Write the data out again, exactly as given.

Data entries
# # # # # # #
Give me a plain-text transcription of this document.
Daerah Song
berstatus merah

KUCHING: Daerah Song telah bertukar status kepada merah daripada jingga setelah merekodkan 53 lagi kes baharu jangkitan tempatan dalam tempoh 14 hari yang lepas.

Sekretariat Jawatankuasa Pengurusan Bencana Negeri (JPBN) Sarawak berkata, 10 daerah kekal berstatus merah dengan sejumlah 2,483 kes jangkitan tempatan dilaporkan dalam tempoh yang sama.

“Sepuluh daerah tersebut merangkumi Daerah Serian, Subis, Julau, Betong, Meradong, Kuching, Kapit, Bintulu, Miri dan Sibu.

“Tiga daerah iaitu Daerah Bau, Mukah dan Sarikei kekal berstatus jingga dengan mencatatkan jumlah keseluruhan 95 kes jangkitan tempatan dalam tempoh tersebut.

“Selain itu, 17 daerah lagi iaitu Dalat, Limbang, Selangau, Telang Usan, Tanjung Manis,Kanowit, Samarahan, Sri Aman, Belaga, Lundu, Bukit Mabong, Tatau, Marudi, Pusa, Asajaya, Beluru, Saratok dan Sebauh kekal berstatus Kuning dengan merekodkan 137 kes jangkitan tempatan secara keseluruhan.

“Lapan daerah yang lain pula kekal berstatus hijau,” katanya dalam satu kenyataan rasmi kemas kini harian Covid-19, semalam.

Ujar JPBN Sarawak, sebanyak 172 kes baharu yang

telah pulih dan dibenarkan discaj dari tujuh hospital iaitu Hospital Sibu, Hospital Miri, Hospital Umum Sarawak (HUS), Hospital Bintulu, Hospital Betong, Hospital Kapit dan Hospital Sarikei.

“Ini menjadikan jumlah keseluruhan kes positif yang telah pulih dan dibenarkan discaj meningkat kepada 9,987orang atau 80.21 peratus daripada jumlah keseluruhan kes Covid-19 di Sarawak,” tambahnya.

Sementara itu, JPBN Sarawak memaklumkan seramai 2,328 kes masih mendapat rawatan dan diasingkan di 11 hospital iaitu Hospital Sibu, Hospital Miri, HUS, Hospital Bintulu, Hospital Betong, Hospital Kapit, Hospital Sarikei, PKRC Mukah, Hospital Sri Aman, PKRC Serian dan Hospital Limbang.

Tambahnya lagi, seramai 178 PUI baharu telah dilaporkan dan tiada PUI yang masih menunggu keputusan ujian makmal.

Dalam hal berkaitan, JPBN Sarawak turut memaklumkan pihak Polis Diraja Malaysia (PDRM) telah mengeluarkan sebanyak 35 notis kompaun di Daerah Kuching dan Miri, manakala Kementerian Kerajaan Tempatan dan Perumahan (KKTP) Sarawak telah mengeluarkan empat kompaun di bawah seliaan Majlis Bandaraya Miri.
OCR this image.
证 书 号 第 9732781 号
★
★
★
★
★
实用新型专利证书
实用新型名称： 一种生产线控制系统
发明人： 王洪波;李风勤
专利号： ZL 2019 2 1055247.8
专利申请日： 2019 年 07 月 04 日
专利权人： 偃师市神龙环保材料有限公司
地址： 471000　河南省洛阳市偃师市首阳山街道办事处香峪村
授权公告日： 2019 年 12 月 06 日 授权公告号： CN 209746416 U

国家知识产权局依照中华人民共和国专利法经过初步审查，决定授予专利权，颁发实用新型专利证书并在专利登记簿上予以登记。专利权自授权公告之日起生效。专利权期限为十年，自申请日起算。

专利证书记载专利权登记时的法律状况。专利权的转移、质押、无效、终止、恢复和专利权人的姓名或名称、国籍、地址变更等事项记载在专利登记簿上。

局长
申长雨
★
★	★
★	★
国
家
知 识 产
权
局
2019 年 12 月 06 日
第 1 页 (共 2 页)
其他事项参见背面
# # # # # # #
> [Task response]
Give me a plain-text transcription of this document.
Daerah Song
berstatus merah

KUCHING: Daerah Song telah bertukar status kepada merah daripada jingga setelah merekodkan 53 lagi kes baharu jangkitan tempatan dalam tempoh 14 hari yang lepas.

Sekretariat Jawatankuasa Pengurusan Bencana Negeri (JPBN) Sarawak berkata, 10 daerah kekal berstatus merah dengan sejumlah 2,483 kes jangkitan tempatan dilaporkan dalam tempoh yang sama.

“Sepuluh daerah tersebut merangkumi Daerah Serian, Subis, Julau, Betong, Meradong, Kuching, Kapit, Bintulu, Miri dan Sibu.

“Tiga daerah iaitu Daerah Bau, Mukah dan Sarikei kekal berstatus jingga dengan mencatatkan jumlah keseluruhan 95 kes jangkitan tempatan dalam tempoh tersebut.

“Selain itu, 17 daerah lagi iaitu Dalat, Limbang, Selangau, Telang Usan, Tanjung Manis,Kanowit, Samarahan, Sri Aman, Belaga, Lundu, Bukit Mabong, Tatau, Marudi, Pusa, Asajaya, Beluru, Saratok dan Sebauh kekal berstatus Kuning dengan merekodkan 137 kes jangkitan tempatan secara keseluruhan.

“Lapan daerah yang lain pula kekal berstatus hijau,” katanya dalam satu kenyataan rasmi kemas kini harian Covid-19, semalam.

Ujar JPBN Sarawak, sebanyak 172 kes baharu yang

telah pulih dan dibenarkan discaj dari tujuh hospital iaitu Hospital Sibu, Hospital Miri, Hospital Umum Sarawak (HUS), Hospital Bintulu, Hospital Betong, Hospital Kapit dan Hospital Sarikei.

“Ini menjadikan jumlah keseluruhan kes positif yang telah pulih dan dibenarkan discaj meningkat kepada 9,987orang atau 80.21 peratus daripada jumlah keseluruhan kes Covid-19 di Sarawak,” tambahnya.

Sementara itu, JPBN Sarawak memaklumkan seramai 2,328 kes masih mendapat rawatan dan diasingkan di 11 hospital iaitu Hospital Sibu, Hospital Miri, HUS, Hospital Bintulu, Hospital Betong, Hospital Kapit, Hospital Sarikei, PKRC Mukah, Hospital Sri Aman, PKRC Serian dan Hospital Limbang.

Tambahnya lagi, seramai 178 PUI baharu telah dilaporkan dan tiada PUI yang masih menunggu keputusan ujian makmal.

Dalam hal berkaitan, JPBN Sarawak turut memaklumkan pihak Polis Diraja Malaysia (PDRM) telah mengeluarkan sebanyak 35 notis kompaun di Daerah Kuching dan Miri, manakala Kementerian Kerajaan Tempatan dan Perumahan (KKTP) Sarawak telah mengeluarkan empat kompaun di bawah seliaan Majlis Bandaraya Miri.
OCR this image.
证 书 号 第 9732781 号
★
★
★
★
★
实用新型专利证书
实用新型名称： 一种生产线控制系统
发明人： 王洪波;李风勤
专利号： ZL 2019 2 1055247.8
专利申请日： 2019 年 07 月 04 日
专利权人： 偃师市神龙环保材料有限公司
地址： 471000　河南省洛阳市偃师市首阳山街道办事处香峪村
授权公告日： 2019 年 12 月 06 日 授权公告号： CN 209746416 U

国家知识产权局依照中华人民共和国专利法经过初步审查，决定授予专利权，颁发实用新型专利证书并在专利登记簿上予以登记。专利权自授权公告之日起生效。专利权期限为十年，自申请日起算。

专利证书记载专利权登记时的法律状况。专利权的转移、质押、无效、终止、恢复和专利权人的姓名或名称、国籍、地址变更等事项记载在专利登记簿上。

局长
申长雨
★
★	★
★	★
国
家
知 识 产
权
局
2019 年 12 月 06 日
第 1 页 (共 2 页)
其他事项参见背面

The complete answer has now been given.